## AIM OF THE EXERCISE
Leave out the pictures and repeat every record exactly.

## DATASET ENTRIES
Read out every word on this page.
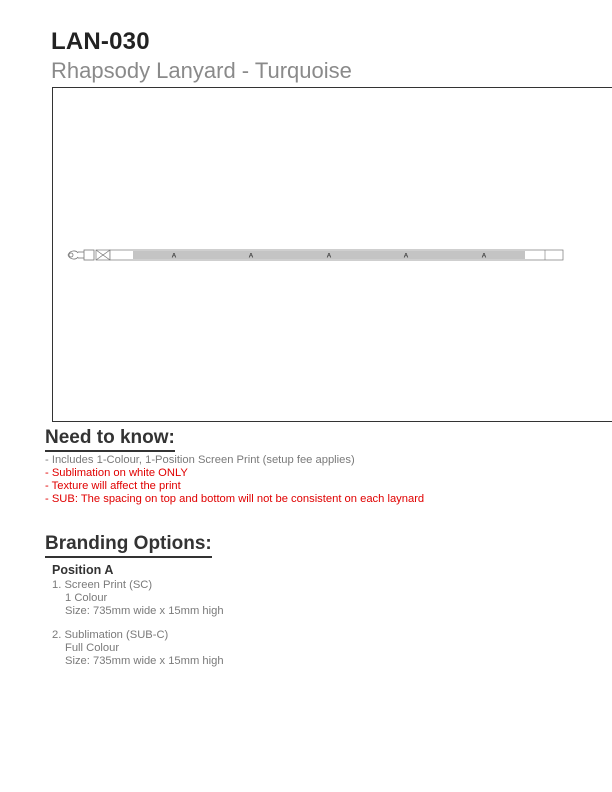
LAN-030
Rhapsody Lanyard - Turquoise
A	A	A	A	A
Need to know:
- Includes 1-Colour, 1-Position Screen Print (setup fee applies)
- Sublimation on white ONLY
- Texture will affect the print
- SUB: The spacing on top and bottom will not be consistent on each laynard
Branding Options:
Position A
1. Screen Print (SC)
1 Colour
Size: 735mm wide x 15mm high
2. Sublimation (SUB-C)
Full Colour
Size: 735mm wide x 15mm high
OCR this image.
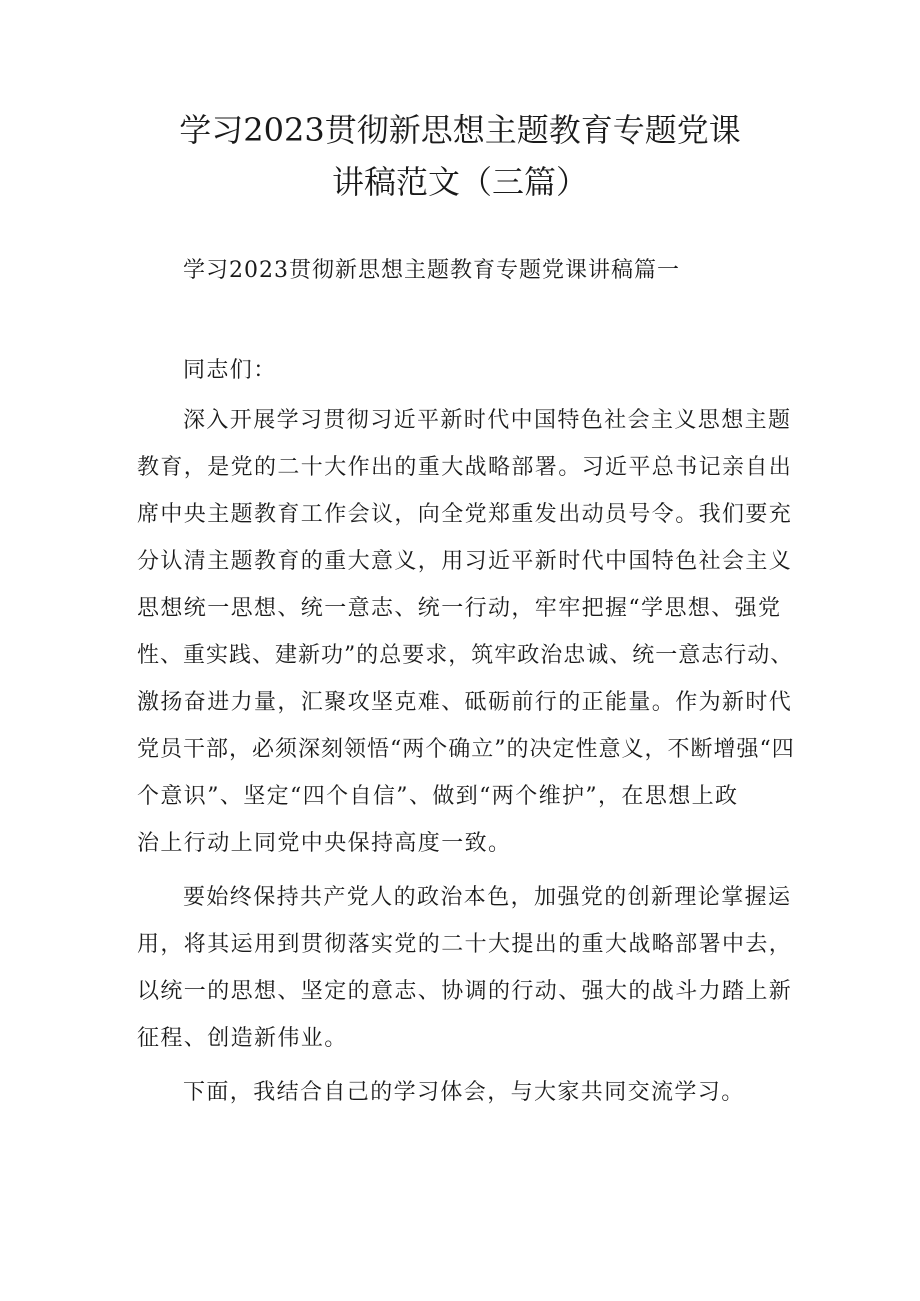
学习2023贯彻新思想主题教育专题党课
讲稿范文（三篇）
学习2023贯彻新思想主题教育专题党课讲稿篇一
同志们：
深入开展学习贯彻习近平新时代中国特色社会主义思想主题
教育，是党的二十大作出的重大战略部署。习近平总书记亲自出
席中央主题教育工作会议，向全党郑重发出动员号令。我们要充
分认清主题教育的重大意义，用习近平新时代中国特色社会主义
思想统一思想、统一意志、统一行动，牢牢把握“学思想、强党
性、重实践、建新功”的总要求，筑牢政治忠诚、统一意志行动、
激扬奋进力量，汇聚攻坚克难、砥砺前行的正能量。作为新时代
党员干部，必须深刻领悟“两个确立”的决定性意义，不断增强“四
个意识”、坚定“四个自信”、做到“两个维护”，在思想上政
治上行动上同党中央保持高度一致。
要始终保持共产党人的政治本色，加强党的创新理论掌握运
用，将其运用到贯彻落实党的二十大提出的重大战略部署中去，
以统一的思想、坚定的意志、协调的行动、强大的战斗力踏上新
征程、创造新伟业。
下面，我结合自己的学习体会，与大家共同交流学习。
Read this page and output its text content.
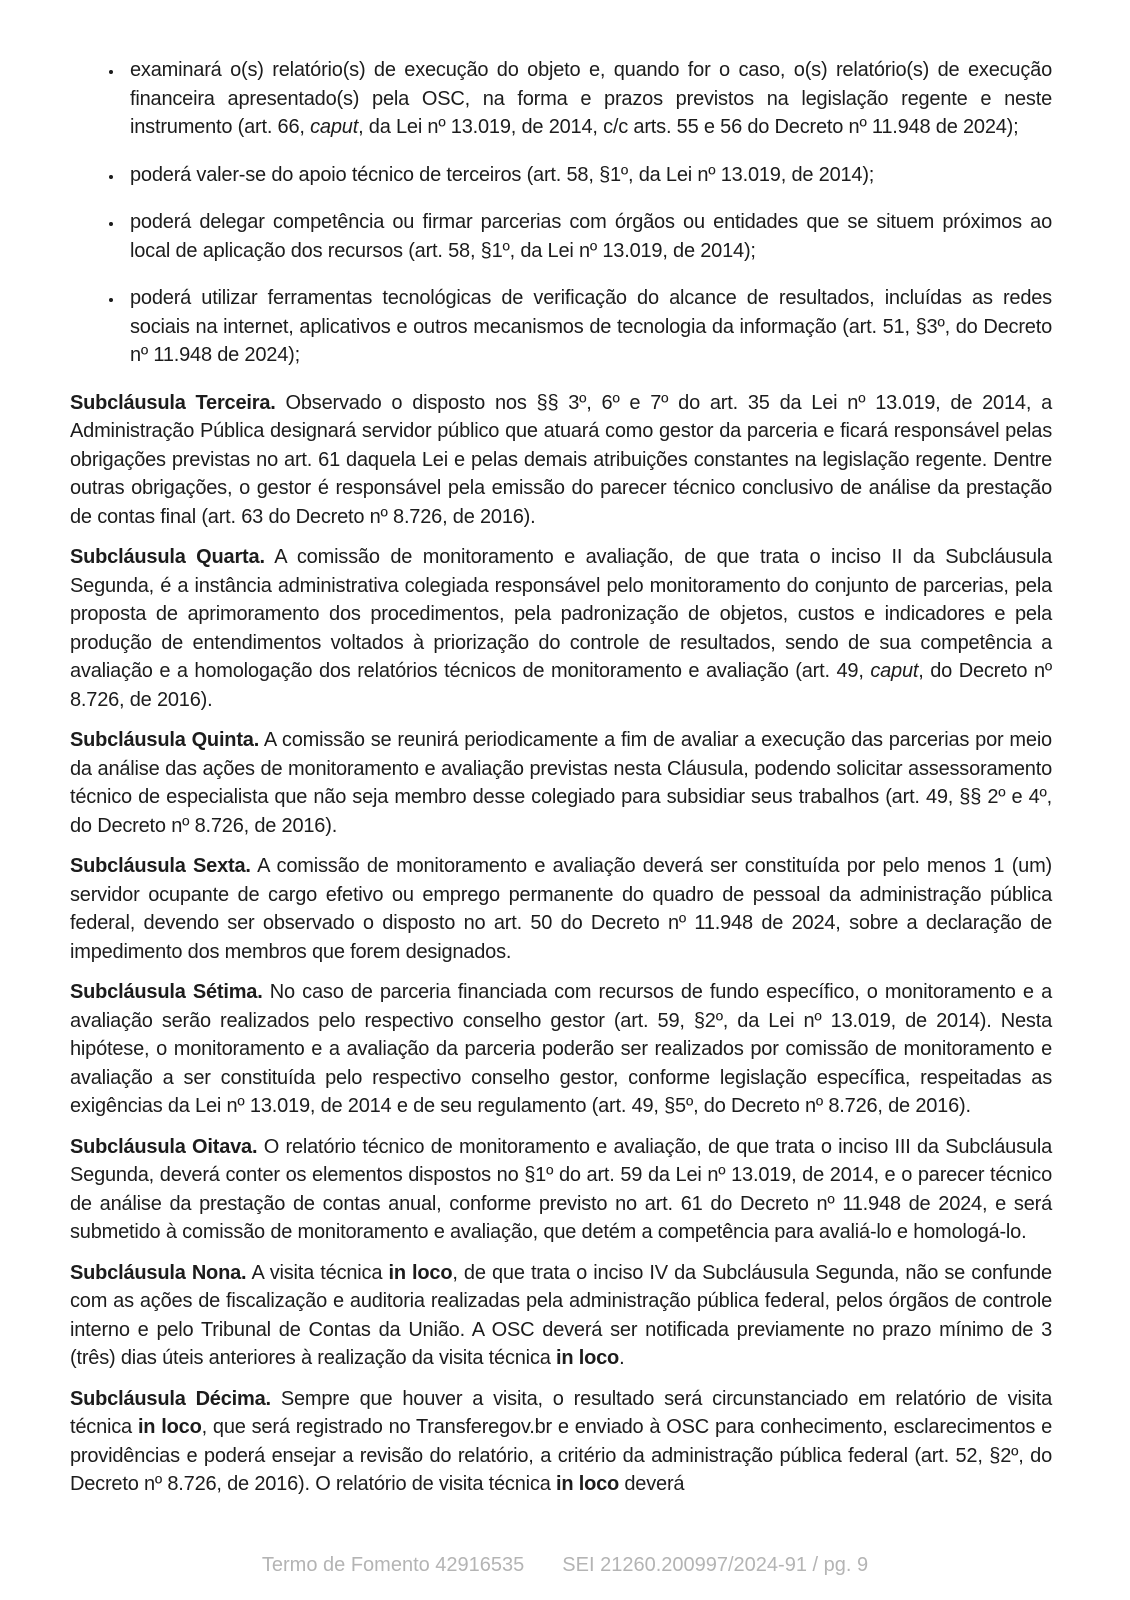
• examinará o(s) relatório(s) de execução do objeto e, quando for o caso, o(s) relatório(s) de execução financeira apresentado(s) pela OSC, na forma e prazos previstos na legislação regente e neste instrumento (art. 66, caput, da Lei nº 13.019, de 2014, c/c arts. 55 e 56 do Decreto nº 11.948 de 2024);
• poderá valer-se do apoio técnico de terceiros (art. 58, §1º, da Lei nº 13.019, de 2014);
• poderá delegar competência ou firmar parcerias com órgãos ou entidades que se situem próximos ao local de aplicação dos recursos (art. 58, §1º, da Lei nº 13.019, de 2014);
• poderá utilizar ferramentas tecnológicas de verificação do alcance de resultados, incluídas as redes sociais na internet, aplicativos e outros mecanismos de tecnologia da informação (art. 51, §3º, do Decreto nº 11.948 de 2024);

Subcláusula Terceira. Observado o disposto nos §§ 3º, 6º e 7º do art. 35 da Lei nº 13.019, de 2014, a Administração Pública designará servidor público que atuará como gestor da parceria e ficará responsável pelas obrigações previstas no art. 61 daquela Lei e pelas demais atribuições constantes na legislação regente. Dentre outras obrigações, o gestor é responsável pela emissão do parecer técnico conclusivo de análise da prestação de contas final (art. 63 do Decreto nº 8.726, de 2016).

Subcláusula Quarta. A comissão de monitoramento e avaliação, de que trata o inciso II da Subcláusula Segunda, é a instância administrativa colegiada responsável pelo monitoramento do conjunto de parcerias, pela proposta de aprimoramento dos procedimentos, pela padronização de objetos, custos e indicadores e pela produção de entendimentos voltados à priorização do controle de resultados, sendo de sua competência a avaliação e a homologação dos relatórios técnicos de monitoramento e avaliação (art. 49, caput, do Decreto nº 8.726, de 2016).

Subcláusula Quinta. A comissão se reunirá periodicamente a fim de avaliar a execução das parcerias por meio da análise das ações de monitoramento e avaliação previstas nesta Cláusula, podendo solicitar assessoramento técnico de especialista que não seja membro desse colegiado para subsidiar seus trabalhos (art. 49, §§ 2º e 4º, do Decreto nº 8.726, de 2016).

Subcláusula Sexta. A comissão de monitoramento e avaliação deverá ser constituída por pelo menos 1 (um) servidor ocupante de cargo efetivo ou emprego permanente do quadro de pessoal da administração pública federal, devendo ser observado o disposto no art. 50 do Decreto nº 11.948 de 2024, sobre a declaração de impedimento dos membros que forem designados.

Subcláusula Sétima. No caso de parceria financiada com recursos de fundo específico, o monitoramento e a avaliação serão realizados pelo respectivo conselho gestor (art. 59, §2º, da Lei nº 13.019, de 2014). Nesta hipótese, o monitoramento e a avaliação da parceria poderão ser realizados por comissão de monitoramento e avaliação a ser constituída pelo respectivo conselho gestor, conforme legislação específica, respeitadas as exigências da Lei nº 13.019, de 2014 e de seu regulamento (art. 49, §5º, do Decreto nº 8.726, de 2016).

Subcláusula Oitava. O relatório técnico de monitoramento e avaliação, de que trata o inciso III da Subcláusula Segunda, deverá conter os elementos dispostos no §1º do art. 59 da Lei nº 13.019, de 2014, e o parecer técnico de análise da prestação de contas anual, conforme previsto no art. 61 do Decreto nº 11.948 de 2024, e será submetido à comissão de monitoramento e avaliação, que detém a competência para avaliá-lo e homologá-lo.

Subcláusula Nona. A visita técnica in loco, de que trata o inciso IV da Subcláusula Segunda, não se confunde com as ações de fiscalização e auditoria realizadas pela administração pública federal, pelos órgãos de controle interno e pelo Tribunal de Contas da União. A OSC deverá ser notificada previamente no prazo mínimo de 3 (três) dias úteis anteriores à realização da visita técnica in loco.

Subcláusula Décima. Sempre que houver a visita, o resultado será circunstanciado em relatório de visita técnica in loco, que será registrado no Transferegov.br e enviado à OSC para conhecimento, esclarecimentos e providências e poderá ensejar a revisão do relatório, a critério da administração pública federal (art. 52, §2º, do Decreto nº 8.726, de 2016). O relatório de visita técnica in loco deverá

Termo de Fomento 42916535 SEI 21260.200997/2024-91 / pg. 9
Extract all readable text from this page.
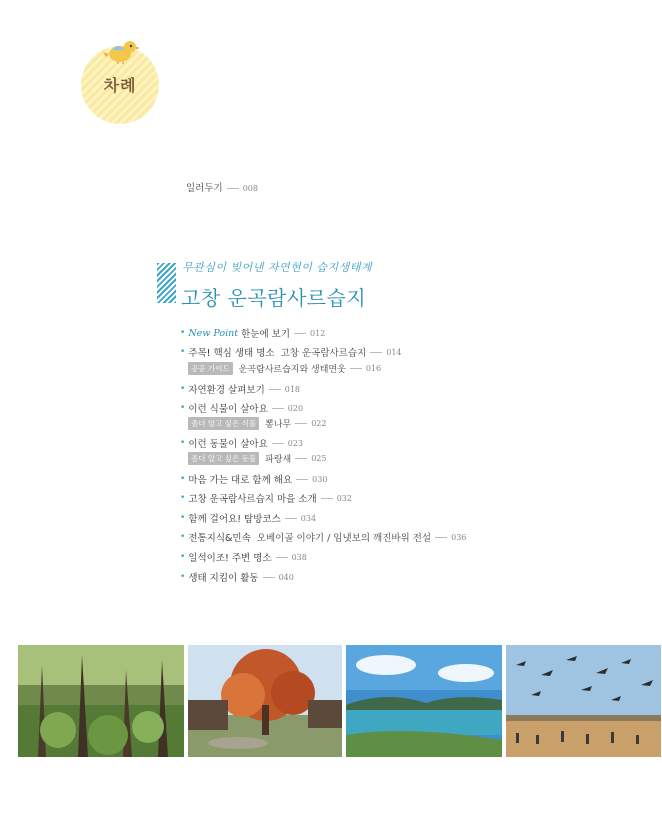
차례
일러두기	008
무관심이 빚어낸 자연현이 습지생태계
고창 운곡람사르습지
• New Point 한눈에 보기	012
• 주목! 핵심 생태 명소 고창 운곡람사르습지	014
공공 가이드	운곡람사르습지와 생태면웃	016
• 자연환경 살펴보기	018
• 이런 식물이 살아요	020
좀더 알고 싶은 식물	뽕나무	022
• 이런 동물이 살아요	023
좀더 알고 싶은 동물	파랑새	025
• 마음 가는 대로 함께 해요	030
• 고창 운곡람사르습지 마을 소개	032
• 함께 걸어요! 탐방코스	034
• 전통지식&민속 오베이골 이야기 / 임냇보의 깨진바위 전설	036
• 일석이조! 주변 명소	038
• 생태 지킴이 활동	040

## RESPONSE
Read out every word on this page.
LAN-030
Rhapsody Lanyard - Turquoise
A	A	A	A	A
Need to know:
- Includes 1-Colour, 1-Position Screen Print (setup fee applies)
- Sublimation on white ONLY
- Texture will affect the print
- SUB: The spacing on top and bottom will not be consistent on each laynard
Branding Options:
Position A
1. Screen Print (SC)
1 Colour
Size: 735mm wide x 15mm high
2. Sublimation (SUB-C)
Full Colour
Size: 735mm wide x 15mm high
OCR this image.
学习2023贯彻新思想主题教育专题党课
讲稿范文（三篇）
学习2023贯彻新思想主题教育专题党课讲稿篇一
同志们：
深入开展学习贯彻习近平新时代中国特色社会主义思想主题
教育，是党的二十大作出的重大战略部署。习近平总书记亲自出
席中央主题教育工作会议，向全党郑重发出动员号令。我们要充
分认清主题教育的重大意义，用习近平新时代中国特色社会主义
思想统一思想、统一意志、统一行动，牢牢把握“学思想、强党
性、重实践、建新功”的总要求，筑牢政治忠诚、统一意志行动、
激扬奋进力量，汇聚攻坚克难、砥砺前行的正能量。作为新时代
党员干部，必须深刻领悟“两个确立”的决定性意义，不断增强“四
个意识”、坚定“四个自信”、做到“两个维护”，在思想上政
治上行动上同党中央保持高度一致。
要始终保持共产党人的政治本色，加强党的创新理论掌握运
用，将其运用到贯彻落实党的二十大提出的重大战略部署中去，
以统一的思想、坚定的意志、协调的行动、强大的战斗力踏上新
征程、创造新伟业。
下面，我结合自己的学习体会，与大家共同交流学习。
Read this page and output its text content.
• examinará o(s) relatório(s) de execução do objeto e, quando for o caso, o(s) relatório(s) de execução financeira apresentado(s) pela OSC, na forma e prazos previstos na legislação regente e neste instrumento (art. 66, caput, da Lei nº 13.019, de 2014, c/c arts. 55 e 56 do Decreto nº 11.948 de 2024);
• poderá valer-se do apoio técnico de terceiros (art. 58, §1º, da Lei nº 13.019, de 2014);
• poderá delegar competência ou firmar parcerias com órgãos ou entidades que se situem próximos ao local de aplicação dos recursos (art. 58, §1º, da Lei nº 13.019, de 2014);
• poderá utilizar ferramentas tecnológicas de verificação do alcance de resultados, incluídas as redes sociais na internet, aplicativos e outros mecanismos de tecnologia da informação (art. 51, §3º, do Decreto nº 11.948 de 2024);

Subcláusula Terceira. Observado o disposto nos §§ 3º, 6º e 7º do art. 35 da Lei nº 13.019, de 2014, a Administração Pública designará servidor público que atuará como gestor da parceria e ficará responsável pelas obrigações previstas no art. 61 daquela Lei e pelas demais atribuições constantes na legislação regente. Dentre outras obrigações, o gestor é responsável pela emissão do parecer técnico conclusivo de análise da prestação de contas final (art. 63 do Decreto nº 8.726, de 2016).

Subcláusula Quarta. A comissão de monitoramento e avaliação, de que trata o inciso II da Subcláusula Segunda, é a instância administrativa colegiada responsável pelo monitoramento do conjunto de parcerias, pela proposta de aprimoramento dos procedimentos, pela padronização de objetos, custos e indicadores e pela produção de entendimentos voltados à priorização do controle de resultados, sendo de sua competência a avaliação e a homologação dos relatórios técnicos de monitoramento e avaliação (art. 49, caput, do Decreto nº 8.726, de 2016).

Subcláusula Quinta. A comissão se reunirá periodicamente a fim de avaliar a execução das parcerias por meio da análise das ações de monitoramento e avaliação previstas nesta Cláusula, podendo solicitar assessoramento técnico de especialista que não seja membro desse colegiado para subsidiar seus trabalhos (art. 49, §§ 2º e 4º, do Decreto nº 8.726, de 2016).

Subcláusula Sexta. A comissão de monitoramento e avaliação deverá ser constituída por pelo menos 1 (um) servidor ocupante de cargo efetivo ou emprego permanente do quadro de pessoal da administração pública federal, devendo ser observado o disposto no art. 50 do Decreto nº 11.948 de 2024, sobre a declaração de impedimento dos membros que forem designados.

Subcláusula Sétima. No caso de parceria financiada com recursos de fundo específico, o monitoramento e a avaliação serão realizados pelo respectivo conselho gestor (art. 59, §2º, da Lei nº 13.019, de 2014). Nesta hipótese, o monitoramento e a avaliação da parceria poderão ser realizados por comissão de monitoramento e avaliação a ser constituída pelo respectivo conselho gestor, conforme legislação específica, respeitadas as exigências da Lei nº 13.019, de 2014 e de seu regulamento (art. 49, §5º, do Decreto nº 8.726, de 2016).

Subcláusula Oitava. O relatório técnico de monitoramento e avaliação, de que trata o inciso III da Subcláusula Segunda, deverá conter os elementos dispostos no §1º do art. 59 da Lei nº 13.019, de 2014, e o parecer técnico de análise da prestação de contas anual, conforme previsto no art. 61 do Decreto nº 11.948 de 2024, e será submetido à comissão de monitoramento e avaliação, que detém a competência para avaliá-lo e homologá-lo.

Subcláusula Nona. A visita técnica in loco, de que trata o inciso IV da Subcláusula Segunda, não se confunde com as ações de fiscalização e auditoria realizadas pela administração pública federal, pelos órgãos de controle interno e pelo Tribunal de Contas da União. A OSC deverá ser notificada previamente no prazo mínimo de 3 (três) dias úteis anteriores à realização da visita técnica in loco.

Subcláusula Décima. Sempre que houver a visita, o resultado será circunstanciado em relatório de visita técnica in loco, que será registrado no Transferegov.br e enviado à OSC para conhecimento, esclarecimentos e providências e poderá ensejar a revisão do relatório, a critério da administração pública federal (art. 52, §2º, do Decreto nº 8.726, de 2016). O relatório de visita técnica in loco deverá

Termo de Fomento 42916535 SEI 21260.200997/2024-91 / pg. 9
Extract all readable text from this page.
차례
일러두기	008
무관심이 빚어낸 자연현이 습지생태계
고창 운곡람사르습지
• New Point 한눈에 보기	012
• 주목! 핵심 생태 명소 고창 운곡람사르습지	014
공공 가이드	운곡람사르습지와 생태면웃	016
• 자연환경 살펴보기	018
• 이런 식물이 살아요	020
좀더 알고 싶은 식물	뽕나무	022
• 이런 동물이 살아요	023
좀더 알고 싶은 동물	파랑새	025
• 마음 가는 대로 함께 해요	030
• 고창 운곡람사르습지 마을 소개	032
• 함께 걸어요! 탐방코스	034
• 전통지식&민속 오베이골 이야기 / 임냇보의 깨진바위 전설	036
• 일석이조! 주변 명소	038
• 생태 지킴이 활동	040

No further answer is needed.